▸ Exercise description
Every line below should be repeated exactly.

▸ Dataset records
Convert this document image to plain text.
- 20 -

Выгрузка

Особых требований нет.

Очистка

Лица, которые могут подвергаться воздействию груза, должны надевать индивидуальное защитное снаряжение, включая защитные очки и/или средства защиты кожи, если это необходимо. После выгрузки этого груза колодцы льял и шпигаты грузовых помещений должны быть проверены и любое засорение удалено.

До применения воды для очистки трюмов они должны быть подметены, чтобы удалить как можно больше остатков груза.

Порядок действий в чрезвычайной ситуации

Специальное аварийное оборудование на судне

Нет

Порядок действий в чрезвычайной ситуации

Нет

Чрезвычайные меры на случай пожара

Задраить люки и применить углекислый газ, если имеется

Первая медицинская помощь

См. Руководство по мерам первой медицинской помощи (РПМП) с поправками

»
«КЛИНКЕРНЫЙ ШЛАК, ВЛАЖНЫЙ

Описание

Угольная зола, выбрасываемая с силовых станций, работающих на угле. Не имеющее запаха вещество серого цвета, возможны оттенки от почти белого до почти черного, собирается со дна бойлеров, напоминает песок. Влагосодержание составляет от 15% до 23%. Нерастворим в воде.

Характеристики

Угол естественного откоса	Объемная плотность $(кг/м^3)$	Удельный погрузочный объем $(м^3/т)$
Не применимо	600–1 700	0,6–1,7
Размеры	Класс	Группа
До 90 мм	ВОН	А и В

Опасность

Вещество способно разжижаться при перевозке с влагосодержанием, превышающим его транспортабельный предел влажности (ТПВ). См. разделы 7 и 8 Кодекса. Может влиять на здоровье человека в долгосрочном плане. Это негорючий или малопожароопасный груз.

▸ Written solution
Convert this document image to plain text.
- 20 -

Выгрузка

Особых требований нет.

Очистка

Лица, которые могут подвергаться воздействию груза, должны надевать индивидуальное защитное снаряжение, включая защитные очки и/или средства защиты кожи, если это необходимо. После выгрузки этого груза колодцы льял и шпигаты грузовых помещений должны быть проверены и любое засорение удалено.

До применения воды для очистки трюмов они должны быть подметены, чтобы удалить как можно больше остатков груза.

Порядок действий в чрезвычайной ситуации

Специальное аварийное оборудование на судне

Нет

Порядок действий в чрезвычайной ситуации

Нет

Чрезвычайные меры на случай пожара

Задраить люки и применить углекислый газ, если имеется

Первая медицинская помощь

См. Руководство по мерам первой медицинской помощи (РПМП) с поправками

»
«КЛИНКЕРНЫЙ ШЛАК, ВЛАЖНЫЙ

Описание

Угольная зола, выбрасываемая с силовых станций, работающих на угле. Не имеющее запаха вещество серого цвета, возможны оттенки от почти белого до почти черного, собирается со дна бойлеров, напоминает песок. Влагосодержание составляет от 15% до 23%. Нерастворим в воде.

Характеристики

Угол естественного откоса	Объемная плотность $(кг/м^3)$	Удельный погрузочный объем $(м^3/т)$
Не применимо	600–1 700	0,6–1,7
Размеры	Класс	Группа
До 90 мм	ВОН	А и В

Опасность

Вещество способно разжижаться при перевозке с влагосодержанием, превышающим его транспортабельный предел влажности (ТПВ). См. разделы 7 и 8 Кодекса. Может влиять на здоровье человека в долгосрочном плане. Это негорючий или малопожароопасный груз.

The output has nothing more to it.